- **Passage**:
★ ★ ★ ★

Re: [css3-fonts] Nested 'bolder' and 'lighter' question

L. David Baron wrote:

> 15.6 contains some contradictory statements as a result of previous
> edits [1] which were themselves needed to resolve existing
> contradictions.  See
> http://csswg.inkedblade.net/spec/css2.1#issue-48 (and note that what
> we're discussing is issue 49).

Another way to solve issue 48 may be to re-use the concept of "first 
available font" that we introduced to define the value of 'ex'.

Concretely: remove no text from 15.6, but add this bullet point before 
the two that define 'bolder' and 'lighter'. It says to only look at the 
first family:

   * Determine the font weight mappings of all fonts (of any style, size
     or variant) in the first family in 'font-family' that has any fonts
     available. Compute the used value of 'font-weight' using this set of
     fonts, as follows:

The existing bullets could remain unchanged or cleaned up to avoid some 
confusion and ambiguities, as follows:

   * 'bolder' selects the next weight that is assigned to a font that is
     darker than the *parent's weight* [was: inherited one]. If there is
     no such weight, it simply results in the next darker numerical value
     [remove: (and the font remains unchanged)], unless the inherited
     value was '900' in which case the resulting weight is also '900'.

   * 'lighter' is similar, but works in the opposite direction: it
     selects the next lighter keyword with a different font from the
     *parent's weight* [was: inherited one], unless there is no such
     font, in which case it selects the next lighter numerical value
     [remove: (and keeps the font unchanged)].



With this addition the original algorithm (next available font or +100)

★ ★ ★ ★

- **Collected material**:
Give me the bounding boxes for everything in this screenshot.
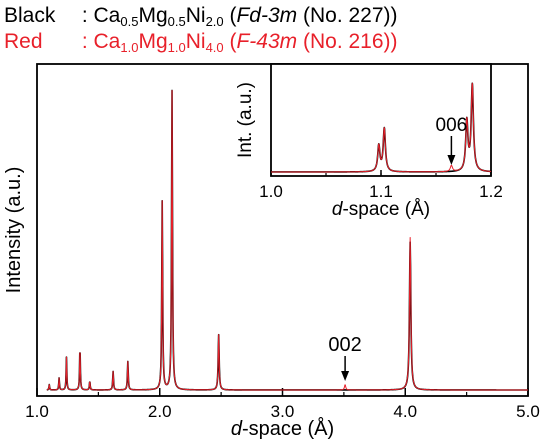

★ ★ ★ ★

- **Work instructions**:
Copy the passage on the 'bolder' and 'lighter' question word for word, everything from "The existing bullets" down to "is also '900'.". The listing has nothing to do with what follows and can be left alone.

- **Full solution**:
The existing bullets could remain unchanged or cleaned up to avoid some 
confusion and ambiguities, as follows:

   * 'bolder' selects the next weight that is assigned to a font that is
     darker than the *parent's weight* [was: inherited one]. If there is
     no such weight, it simply results in the next darker numerical value
     [remove: (and the font remains unchanged)], unless the inherited
     value was '900' in which case the resulting weight is also '900'.